* What you are asked to do *
Return every line of the listing below verbatim, leaving out the pictures.

* Extracted entries *

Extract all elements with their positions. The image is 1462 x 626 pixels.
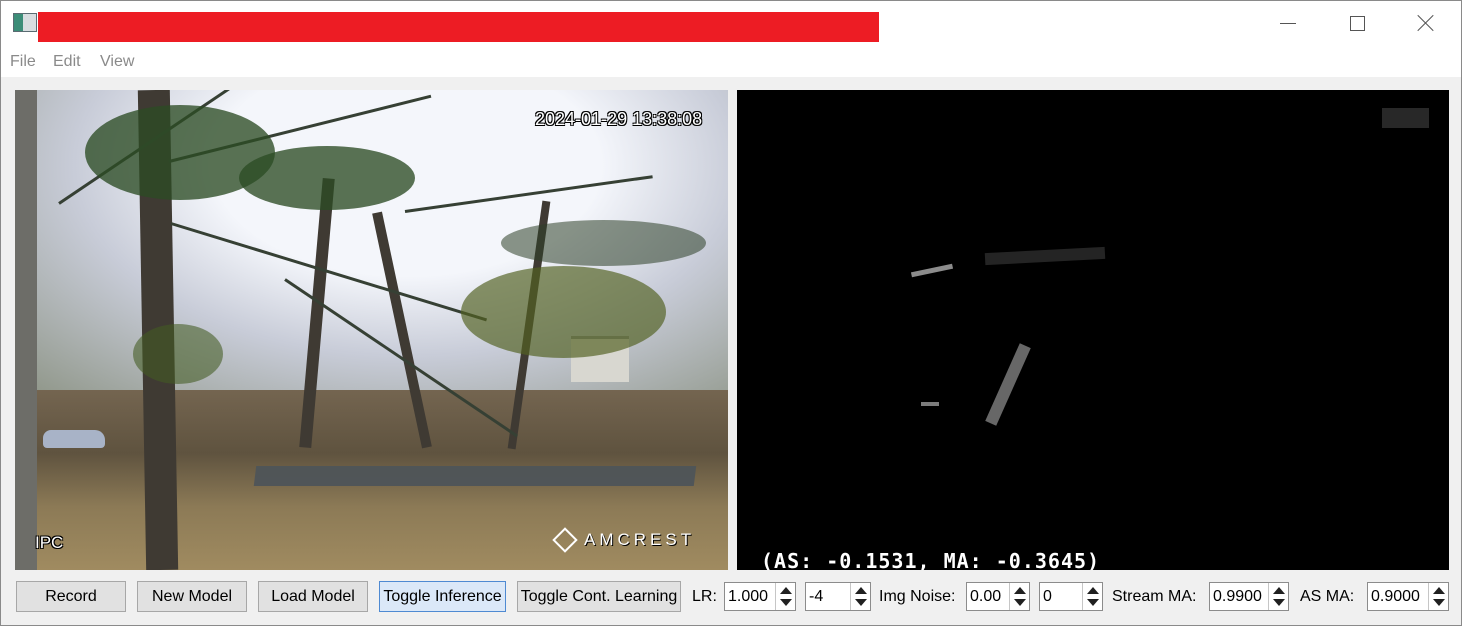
- stream-ma-label: Stream MA:: [1112, 588, 1197, 605]
- arrow-down-icon[interactable]: [1014, 599, 1026, 606]
- anomaly-score-readout: (AS: -0.1531, MA: -0.3645): [761, 549, 1101, 570]
- app-icon: [13, 13, 37, 32]
- arrow-up-icon[interactable]: [855, 587, 867, 594]
- lr-value-input[interactable]: [727, 584, 773, 609]
- menu-view[interactable]: View: [100, 53, 134, 71]
- arrow-up-icon[interactable]: [1433, 587, 1445, 594]
- lr-label: LR:: [692, 588, 717, 605]
- camera-brand-text: AMCREST: [584, 530, 696, 549]
- anomaly-highlight: [984, 246, 1106, 266]
- control-toolbar: Record New Model Load Model Toggle Infer…: [15, 581, 1449, 613]
- new-model-button[interactable]: New Model: [137, 581, 247, 612]
- minimize-icon: [1280, 22, 1296, 24]
- img-noise-extra-spinbox[interactable]: [1039, 582, 1103, 611]
- img-noise-label: Img Noise:: [879, 588, 956, 605]
- img-noise-stepper[interactable]: [1009, 583, 1029, 610]
- camera-brand-watermark: AMCREST: [552, 526, 708, 554]
- arrow-down-icon[interactable]: [1087, 599, 1099, 606]
- as-ma-stepper[interactable]: [1428, 583, 1448, 610]
- img-noise-extra-stepper[interactable]: [1082, 583, 1102, 610]
- stream-ma-stepper[interactable]: [1268, 583, 1288, 610]
- camera-foliage: [501, 220, 706, 266]
- img-noise-input[interactable]: [969, 584, 1007, 609]
- arrow-down-icon[interactable]: [855, 599, 867, 606]
- camera-foliage: [461, 266, 666, 358]
- title-bar: [1, 1, 1461, 45]
- menu-bar: File Edit View: [1, 45, 1461, 77]
- maximize-button[interactable]: [1334, 1, 1380, 45]
- arrow-down-icon[interactable]: [780, 599, 792, 606]
- arrow-up-icon[interactable]: [1014, 587, 1026, 594]
- load-model-button[interactable]: Load Model: [258, 581, 368, 612]
- arrow-up-icon[interactable]: [1087, 587, 1099, 594]
- window-title-redacted: [38, 12, 879, 42]
- maximize-icon: [1349, 15, 1365, 31]
- camera-foliage: [239, 146, 415, 210]
- camera-feed: 2024-01-29 13:38:08 IPC AMCREST: [15, 90, 728, 570]
- camera-timestamp: 2024-01-29 13:38:08: [535, 109, 703, 129]
- anomaly-highlight: [1382, 108, 1429, 128]
- menu-edit[interactable]: Edit: [53, 53, 81, 71]
- toggle-continuous-learning-button[interactable]: Toggle Cont. Learning: [517, 581, 681, 612]
- anomaly-highlight: [910, 263, 954, 278]
- stream-ma-spinbox[interactable]: [1209, 582, 1289, 611]
- arrow-down-icon[interactable]: [1273, 599, 1285, 606]
- stream-ma-input[interactable]: [1212, 584, 1266, 609]
- toggle-inference-button[interactable]: Toggle Inference: [379, 581, 506, 612]
- minimize-button[interactable]: [1265, 1, 1311, 45]
- as-ma-input[interactable]: [1370, 584, 1426, 609]
- lr-exponent-stepper[interactable]: [850, 583, 870, 610]
- img-noise-extra-input[interactable]: [1042, 584, 1080, 609]
- arrow-up-icon[interactable]: [1273, 587, 1285, 594]
- brand-mark-icon: [552, 527, 578, 553]
- anomaly-map: (AS: -0.1531, MA: -0.3645): [737, 90, 1449, 570]
- app-window: File Edit View 2024-01-29 13:38:08 IPC A…: [0, 0, 1462, 626]
- lr-exponent-input[interactable]: [808, 584, 848, 609]
- anomaly-highlight: [985, 343, 1031, 426]
- menu-file[interactable]: File: [10, 53, 36, 71]
- img-noise-spinbox[interactable]: [966, 582, 1030, 611]
- record-button[interactable]: Record: [16, 581, 126, 612]
- camera-road: [253, 466, 697, 486]
- lr-value-stepper[interactable]: [775, 583, 795, 610]
- camera-car: [43, 430, 105, 448]
- as-ma-label: AS MA:: [1300, 588, 1355, 605]
- lr-value-spinbox[interactable]: [724, 582, 796, 611]
- close-button[interactable]: [1403, 1, 1449, 45]
- as-ma-spinbox[interactable]: [1367, 582, 1449, 611]
- camera-foliage: [133, 324, 223, 384]
- camera-overlay-label: IPC: [35, 533, 64, 552]
- lr-exponent-spinbox[interactable]: [805, 582, 871, 611]
- close-icon: [1417, 14, 1435, 32]
- anomaly-highlight: [921, 402, 939, 406]
- camera-foreground-post: [15, 90, 37, 570]
- arrow-up-icon[interactable]: [780, 587, 792, 594]
- arrow-down-icon[interactable]: [1433, 599, 1445, 606]
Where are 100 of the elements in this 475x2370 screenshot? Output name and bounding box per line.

* Solution to this task *
Extract all elements with their positions. The image is 1462 x 626 pixels.
- stream-ma-label: Stream MA:: [1112, 588, 1197, 605]
- arrow-down-icon[interactable]: [1014, 599, 1026, 606]
- anomaly-score-readout: (AS: -0.1531, MA: -0.3645): [761, 549, 1101, 570]
- app-icon: [13, 13, 37, 32]
- arrow-up-icon[interactable]: [855, 587, 867, 594]
- lr-value-input[interactable]: [727, 584, 773, 609]
- menu-view[interactable]: View: [100, 53, 134, 71]
- arrow-up-icon[interactable]: [1433, 587, 1445, 594]
- lr-label: LR:: [692, 588, 717, 605]
- camera-brand-text: AMCREST: [584, 530, 696, 549]
- anomaly-highlight: [984, 246, 1106, 266]
- control-toolbar: Record New Model Load Model Toggle Infer…: [15, 581, 1449, 613]
- new-model-button[interactable]: New Model: [137, 581, 247, 612]
- minimize-icon: [1280, 22, 1296, 24]
- img-noise-extra-spinbox[interactable]: [1039, 582, 1103, 611]
- img-noise-label: Img Noise:: [879, 588, 956, 605]
- img-noise-stepper[interactable]: [1009, 583, 1029, 610]
- camera-brand-watermark: AMCREST: [552, 526, 708, 554]
- arrow-down-icon[interactable]: [1087, 599, 1099, 606]
- as-ma-stepper[interactable]: [1428, 583, 1448, 610]
- img-noise-extra-stepper[interactable]: [1082, 583, 1102, 610]
- stream-ma-stepper[interactable]: [1268, 583, 1288, 610]
- camera-foliage: [501, 220, 706, 266]
- img-noise-input[interactable]: [969, 584, 1007, 609]
- arrow-down-icon[interactable]: [855, 599, 867, 606]
- camera-foliage: [461, 266, 666, 358]
- title-bar: [1, 1, 1461, 45]
- menu-bar: File Edit View: [1, 45, 1461, 77]
- maximize-button[interactable]: [1334, 1, 1380, 45]
- arrow-down-icon[interactable]: [780, 599, 792, 606]
- arrow-up-icon[interactable]: [1014, 587, 1026, 594]
- load-model-button[interactable]: Load Model: [258, 581, 368, 612]
- arrow-up-icon[interactable]: [1087, 587, 1099, 594]
- window-title-redacted: [38, 12, 879, 42]
- maximize-icon: [1349, 15, 1365, 31]
- camera-foliage: [239, 146, 415, 210]
- camera-feed: 2024-01-29 13:38:08 IPC AMCREST: [15, 90, 728, 570]
- camera-timestamp: 2024-01-29 13:38:08: [535, 109, 703, 129]
- anomaly-highlight: [1382, 108, 1429, 128]
- menu-edit[interactable]: Edit: [53, 53, 81, 71]
- toggle-continuous-learning-button[interactable]: Toggle Cont. Learning: [517, 581, 681, 612]
- anomaly-highlight: [910, 263, 954, 278]
- stream-ma-spinbox[interactable]: [1209, 582, 1289, 611]
- arrow-down-icon[interactable]: [1273, 599, 1285, 606]
- stream-ma-input[interactable]: [1212, 584, 1266, 609]
- toggle-inference-button[interactable]: Toggle Inference: [379, 581, 506, 612]
- minimize-button[interactable]: [1265, 1, 1311, 45]
- as-ma-input[interactable]: [1370, 584, 1426, 609]
- lr-exponent-stepper[interactable]: [850, 583, 870, 610]
- img-noise-extra-input[interactable]: [1042, 584, 1080, 609]
- arrow-up-icon[interactable]: [1273, 587, 1285, 594]
- brand-mark-icon: [552, 527, 578, 553]
- anomaly-map: (AS: -0.1531, MA: -0.3645): [737, 90, 1449, 570]
- app-window: File Edit View 2024-01-29 13:38:08 IPC A…: [0, 0, 1462, 626]
- lr-exponent-input[interactable]: [808, 584, 848, 609]
- anomaly-highlight: [985, 343, 1031, 426]
- menu-file[interactable]: File: [10, 53, 36, 71]
- img-noise-spinbox[interactable]: [966, 582, 1030, 611]
- record-button[interactable]: Record: [16, 581, 126, 612]
- camera-road: [253, 466, 697, 486]
- lr-value-stepper[interactable]: [775, 583, 795, 610]
- camera-car: [43, 430, 105, 448]
- as-ma-label: AS MA:: [1300, 588, 1355, 605]
- lr-value-spinbox[interactable]: [724, 582, 796, 611]
- close-button[interactable]: [1403, 1, 1449, 45]
- as-ma-spinbox[interactable]: [1367, 582, 1449, 611]
- camera-foliage: [133, 324, 223, 384]
- camera-overlay-label: IPC: [35, 533, 64, 552]
- lr-exponent-spinbox[interactable]: [805, 582, 871, 611]
- close-icon: [1417, 14, 1435, 32]
- anomaly-highlight: [921, 402, 939, 406]
- camera-foreground-post: [15, 90, 37, 570]
- arrow-up-icon[interactable]: [780, 587, 792, 594]
- arrow-down-icon[interactable]: [1433, 599, 1445, 606]
Where are 100 of the elements in this 475x2370 screenshot? Output name and bounding box per line.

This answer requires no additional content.